__What is needed__
Print the entries below in their entirety, exactly as they are written.
····················
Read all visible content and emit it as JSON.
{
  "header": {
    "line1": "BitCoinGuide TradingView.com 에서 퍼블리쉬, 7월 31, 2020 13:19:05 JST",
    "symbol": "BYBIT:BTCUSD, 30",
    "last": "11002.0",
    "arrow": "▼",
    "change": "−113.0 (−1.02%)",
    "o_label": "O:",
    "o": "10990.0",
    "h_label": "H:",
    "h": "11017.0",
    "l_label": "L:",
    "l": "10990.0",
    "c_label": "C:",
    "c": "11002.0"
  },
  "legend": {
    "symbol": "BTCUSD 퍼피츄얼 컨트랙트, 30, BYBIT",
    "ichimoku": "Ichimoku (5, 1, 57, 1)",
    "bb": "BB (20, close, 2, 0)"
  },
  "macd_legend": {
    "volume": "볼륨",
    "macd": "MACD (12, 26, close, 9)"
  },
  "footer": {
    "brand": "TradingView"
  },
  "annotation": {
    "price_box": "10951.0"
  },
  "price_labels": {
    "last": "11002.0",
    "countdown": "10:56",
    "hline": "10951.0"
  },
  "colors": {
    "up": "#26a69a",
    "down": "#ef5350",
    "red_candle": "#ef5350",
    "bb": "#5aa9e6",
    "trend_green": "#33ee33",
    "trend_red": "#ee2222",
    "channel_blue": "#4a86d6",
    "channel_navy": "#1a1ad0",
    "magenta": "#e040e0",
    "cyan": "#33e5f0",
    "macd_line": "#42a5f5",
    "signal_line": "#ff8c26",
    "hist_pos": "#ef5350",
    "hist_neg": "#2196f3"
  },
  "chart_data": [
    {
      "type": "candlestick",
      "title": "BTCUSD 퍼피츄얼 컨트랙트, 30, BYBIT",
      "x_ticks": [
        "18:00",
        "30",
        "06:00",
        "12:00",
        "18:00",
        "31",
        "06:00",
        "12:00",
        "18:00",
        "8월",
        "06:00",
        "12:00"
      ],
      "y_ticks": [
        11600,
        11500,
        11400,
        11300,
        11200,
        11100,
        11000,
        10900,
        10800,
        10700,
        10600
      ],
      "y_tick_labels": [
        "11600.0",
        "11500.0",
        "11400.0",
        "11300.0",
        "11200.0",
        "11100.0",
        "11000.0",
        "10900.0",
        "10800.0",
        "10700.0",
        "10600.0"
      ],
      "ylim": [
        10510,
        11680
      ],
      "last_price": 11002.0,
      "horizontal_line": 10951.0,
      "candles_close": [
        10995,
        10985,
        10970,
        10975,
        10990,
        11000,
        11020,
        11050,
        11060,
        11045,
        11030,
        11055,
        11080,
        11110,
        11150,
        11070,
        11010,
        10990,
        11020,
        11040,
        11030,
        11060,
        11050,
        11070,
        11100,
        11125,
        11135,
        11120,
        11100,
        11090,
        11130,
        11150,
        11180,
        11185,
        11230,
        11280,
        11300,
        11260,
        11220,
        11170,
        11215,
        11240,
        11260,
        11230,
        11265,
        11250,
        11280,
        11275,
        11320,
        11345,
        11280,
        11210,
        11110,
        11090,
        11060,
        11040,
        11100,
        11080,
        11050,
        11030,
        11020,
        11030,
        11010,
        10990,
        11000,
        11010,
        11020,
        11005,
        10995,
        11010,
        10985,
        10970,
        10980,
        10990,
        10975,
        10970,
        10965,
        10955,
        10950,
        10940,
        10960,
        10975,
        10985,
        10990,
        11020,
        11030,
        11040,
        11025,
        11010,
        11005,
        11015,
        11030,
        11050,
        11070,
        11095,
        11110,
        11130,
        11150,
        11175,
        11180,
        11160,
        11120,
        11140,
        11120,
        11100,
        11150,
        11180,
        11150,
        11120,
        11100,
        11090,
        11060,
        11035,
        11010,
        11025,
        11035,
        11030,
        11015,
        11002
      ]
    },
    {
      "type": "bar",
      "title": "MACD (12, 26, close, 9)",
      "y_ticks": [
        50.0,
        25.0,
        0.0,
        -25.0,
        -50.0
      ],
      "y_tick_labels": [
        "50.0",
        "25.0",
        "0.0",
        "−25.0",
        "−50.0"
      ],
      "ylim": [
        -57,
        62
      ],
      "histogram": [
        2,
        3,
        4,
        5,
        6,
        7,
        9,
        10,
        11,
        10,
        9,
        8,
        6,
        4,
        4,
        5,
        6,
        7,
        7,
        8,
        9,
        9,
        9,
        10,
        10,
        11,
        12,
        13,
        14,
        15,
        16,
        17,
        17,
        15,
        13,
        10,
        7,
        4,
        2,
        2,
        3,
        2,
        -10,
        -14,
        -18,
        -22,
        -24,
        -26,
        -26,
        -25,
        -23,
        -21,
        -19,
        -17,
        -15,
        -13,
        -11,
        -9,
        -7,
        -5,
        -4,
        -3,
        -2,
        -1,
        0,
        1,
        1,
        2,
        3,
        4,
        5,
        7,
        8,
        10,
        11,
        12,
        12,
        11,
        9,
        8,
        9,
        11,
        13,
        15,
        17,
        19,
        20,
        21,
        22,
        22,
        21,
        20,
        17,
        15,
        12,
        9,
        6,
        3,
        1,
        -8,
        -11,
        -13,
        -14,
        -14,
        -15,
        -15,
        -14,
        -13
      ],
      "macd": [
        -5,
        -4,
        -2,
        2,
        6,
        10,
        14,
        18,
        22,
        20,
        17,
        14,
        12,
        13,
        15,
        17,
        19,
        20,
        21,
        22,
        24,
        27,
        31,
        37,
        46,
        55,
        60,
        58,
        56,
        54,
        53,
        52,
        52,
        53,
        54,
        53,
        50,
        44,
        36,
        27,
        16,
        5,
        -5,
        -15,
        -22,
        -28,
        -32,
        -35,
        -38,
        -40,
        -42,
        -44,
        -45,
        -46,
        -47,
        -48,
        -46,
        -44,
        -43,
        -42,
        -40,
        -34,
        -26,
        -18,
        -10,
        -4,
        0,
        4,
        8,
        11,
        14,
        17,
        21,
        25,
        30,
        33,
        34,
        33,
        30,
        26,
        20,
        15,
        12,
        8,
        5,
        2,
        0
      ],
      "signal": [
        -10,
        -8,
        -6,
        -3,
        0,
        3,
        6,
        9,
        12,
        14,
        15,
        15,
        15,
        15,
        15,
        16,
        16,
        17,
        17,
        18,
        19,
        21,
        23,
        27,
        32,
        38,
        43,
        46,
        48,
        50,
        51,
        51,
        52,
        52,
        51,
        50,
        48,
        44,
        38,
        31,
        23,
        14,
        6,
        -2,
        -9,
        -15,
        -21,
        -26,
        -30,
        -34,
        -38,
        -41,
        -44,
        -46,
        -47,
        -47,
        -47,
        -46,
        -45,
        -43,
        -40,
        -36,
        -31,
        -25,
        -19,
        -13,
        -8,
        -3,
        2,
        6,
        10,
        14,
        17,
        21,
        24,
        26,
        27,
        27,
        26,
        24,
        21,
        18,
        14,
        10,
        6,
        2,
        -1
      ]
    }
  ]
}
····················
__Response to the task__
Read all visible content and emit it as JSON.
{
  "header": {
    "line1": "BitCoinGuide TradingView.com 에서 퍼블리쉬, 7월 31, 2020 13:19:05 JST",
    "symbol": "BYBIT:BTCUSD, 30",
    "last": "11002.0",
    "arrow": "▼",
    "change": "−113.0 (−1.02%)",
    "o_label": "O:",
    "o": "10990.0",
    "h_label": "H:",
    "h": "11017.0",
    "l_label": "L:",
    "l": "10990.0",
    "c_label": "C:",
    "c": "11002.0"
  },
  "legend": {
    "symbol": "BTCUSD 퍼피츄얼 컨트랙트, 30, BYBIT",
    "ichimoku": "Ichimoku (5, 1, 57, 1)",
    "bb": "BB (20, close, 2, 0)"
  },
  "macd_legend": {
    "volume": "볼륨",
    "macd": "MACD (12, 26, close, 9)"
  },
  "footer": {
    "brand": "TradingView"
  },
  "annotation": {
    "price_box": "10951.0"
  },
  "price_labels": {
    "last": "11002.0",
    "countdown": "10:56",
    "hline": "10951.0"
  },
  "colors": {
    "up": "#26a69a",
    "down": "#ef5350",
    "red_candle": "#ef5350",
    "bb": "#5aa9e6",
    "trend_green": "#33ee33",
    "trend_red": "#ee2222",
    "channel_blue": "#4a86d6",
    "channel_navy": "#1a1ad0",
    "magenta": "#e040e0",
    "cyan": "#33e5f0",
    "macd_line": "#42a5f5",
    "signal_line": "#ff8c26",
    "hist_pos": "#ef5350",
    "hist_neg": "#2196f3"
  },
  "chart_data": [
    {
      "type": "candlestick",
      "title": "BTCUSD 퍼피츄얼 컨트랙트, 30, BYBIT",
      "x_ticks": [
        "18:00",
        "30",
        "06:00",
        "12:00",
        "18:00",
        "31",
        "06:00",
        "12:00",
        "18:00",
        "8월",
        "06:00",
        "12:00"
      ],
      "y_ticks": [
        11600,
        11500,
        11400,
        11300,
        11200,
        11100,
        11000,
        10900,
        10800,
        10700,
        10600
      ],
      "y_tick_labels": [
        "11600.0",
        "11500.0",
        "11400.0",
        "11300.0",
        "11200.0",
        "11100.0",
        "11000.0",
        "10900.0",
        "10800.0",
        "10700.0",
        "10600.0"
      ],
      "ylim": [
        10510,
        11680
      ],
      "last_price": 11002.0,
      "horizontal_line": 10951.0,
      "candles_close": [
        10995,
        10985,
        10970,
        10975,
        10990,
        11000,
        11020,
        11050,
        11060,
        11045,
        11030,
        11055,
        11080,
        11110,
        11150,
        11070,
        11010,
        10990,
        11020,
        11040,
        11030,
        11060,
        11050,
        11070,
        11100,
        11125,
        11135,
        11120,
        11100,
        11090,
        11130,
        11150,
        11180,
        11185,
        11230,
        11280,
        11300,
        11260,
        11220,
        11170,
        11215,
        11240,
        11260,
        11230,
        11265,
        11250,
        11280,
        11275,
        11320,
        11345,
        11280,
        11210,
        11110,
        11090,
        11060,
        11040,
        11100,
        11080,
        11050,
        11030,
        11020,
        11030,
        11010,
        10990,
        11000,
        11010,
        11020,
        11005,
        10995,
        11010,
        10985,
        10970,
        10980,
        10990,
        10975,
        10970,
        10965,
        10955,
        10950,
        10940,
        10960,
        10975,
        10985,
        10990,
        11020,
        11030,
        11040,
        11025,
        11010,
        11005,
        11015,
        11030,
        11050,
        11070,
        11095,
        11110,
        11130,
        11150,
        11175,
        11180,
        11160,
        11120,
        11140,
        11120,
        11100,
        11150,
        11180,
        11150,
        11120,
        11100,
        11090,
        11060,
        11035,
        11010,
        11025,
        11035,
        11030,
        11015,
        11002
      ]
    },
    {
      "type": "bar",
      "title": "MACD (12, 26, close, 9)",
      "y_ticks": [
        50.0,
        25.0,
        0.0,
        -25.0,
        -50.0
      ],
      "y_tick_labels": [
        "50.0",
        "25.0",
        "0.0",
        "−25.0",
        "−50.0"
      ],
      "ylim": [
        -57,
        62
      ],
      "histogram": [
        2,
        3,
        4,
        5,
        6,
        7,
        9,
        10,
        11,
        10,
        9,
        8,
        6,
        4,
        4,
        5,
        6,
        7,
        7,
        8,
        9,
        9,
        9,
        10,
        10,
        11,
        12,
        13,
        14,
        15,
        16,
        17,
        17,
        15,
        13,
        10,
        7,
        4,
        2,
        2,
        3,
        2,
        -10,
        -14,
        -18,
        -22,
        -24,
        -26,
        -26,
        -25,
        -23,
        -21,
        -19,
        -17,
        -15,
        -13,
        -11,
        -9,
        -7,
        -5,
        -4,
        -3,
        -2,
        -1,
        0,
        1,
        1,
        2,
        3,
        4,
        5,
        7,
        8,
        10,
        11,
        12,
        12,
        11,
        9,
        8,
        9,
        11,
        13,
        15,
        17,
        19,
        20,
        21,
        22,
        22,
        21,
        20,
        17,
        15,
        12,
        9,
        6,
        3,
        1,
        -8,
        -11,
        -13,
        -14,
        -14,
        -15,
        -15,
        -14,
        -13
      ],
      "macd": [
        -5,
        -4,
        -2,
        2,
        6,
        10,
        14,
        18,
        22,
        20,
        17,
        14,
        12,
        13,
        15,
        17,
        19,
        20,
        21,
        22,
        24,
        27,
        31,
        37,
        46,
        55,
        60,
        58,
        56,
        54,
        53,
        52,
        52,
        53,
        54,
        53,
        50,
        44,
        36,
        27,
        16,
        5,
        -5,
        -15,
        -22,
        -28,
        -32,
        -35,
        -38,
        -40,
        -42,
        -44,
        -45,
        -46,
        -47,
        -48,
        -46,
        -44,
        -43,
        -42,
        -40,
        -34,
        -26,
        -18,
        -10,
        -4,
        0,
        4,
        8,
        11,
        14,
        17,
        21,
        25,
        30,
        33,
        34,
        33,
        30,
        26,
        20,
        15,
        12,
        8,
        5,
        2,
        0
      ],
      "signal": [
        -10,
        -8,
        -6,
        -3,
        0,
        3,
        6,
        9,
        12,
        14,
        15,
        15,
        15,
        15,
        15,
        16,
        16,
        17,
        17,
        18,
        19,
        21,
        23,
        27,
        32,
        38,
        43,
        46,
        48,
        50,
        51,
        51,
        52,
        52,
        51,
        50,
        48,
        44,
        38,
        31,
        23,
        14,
        6,
        -2,
        -9,
        -15,
        -21,
        -26,
        -30,
        -34,
        -38,
        -41,
        -44,
        -46,
        -47,
        -47,
        -47,
        -46,
        -45,
        -43,
        -40,
        -36,
        -31,
        -25,
        -19,
        -13,
        -8,
        -3,
        2,
        6,
        10,
        14,
        17,
        21,
        24,
        26,
        27,
        27,
        26,
        24,
        21,
        18,
        14,
        10,
        6,
        2,
        -1
      ]
    }
  ]
}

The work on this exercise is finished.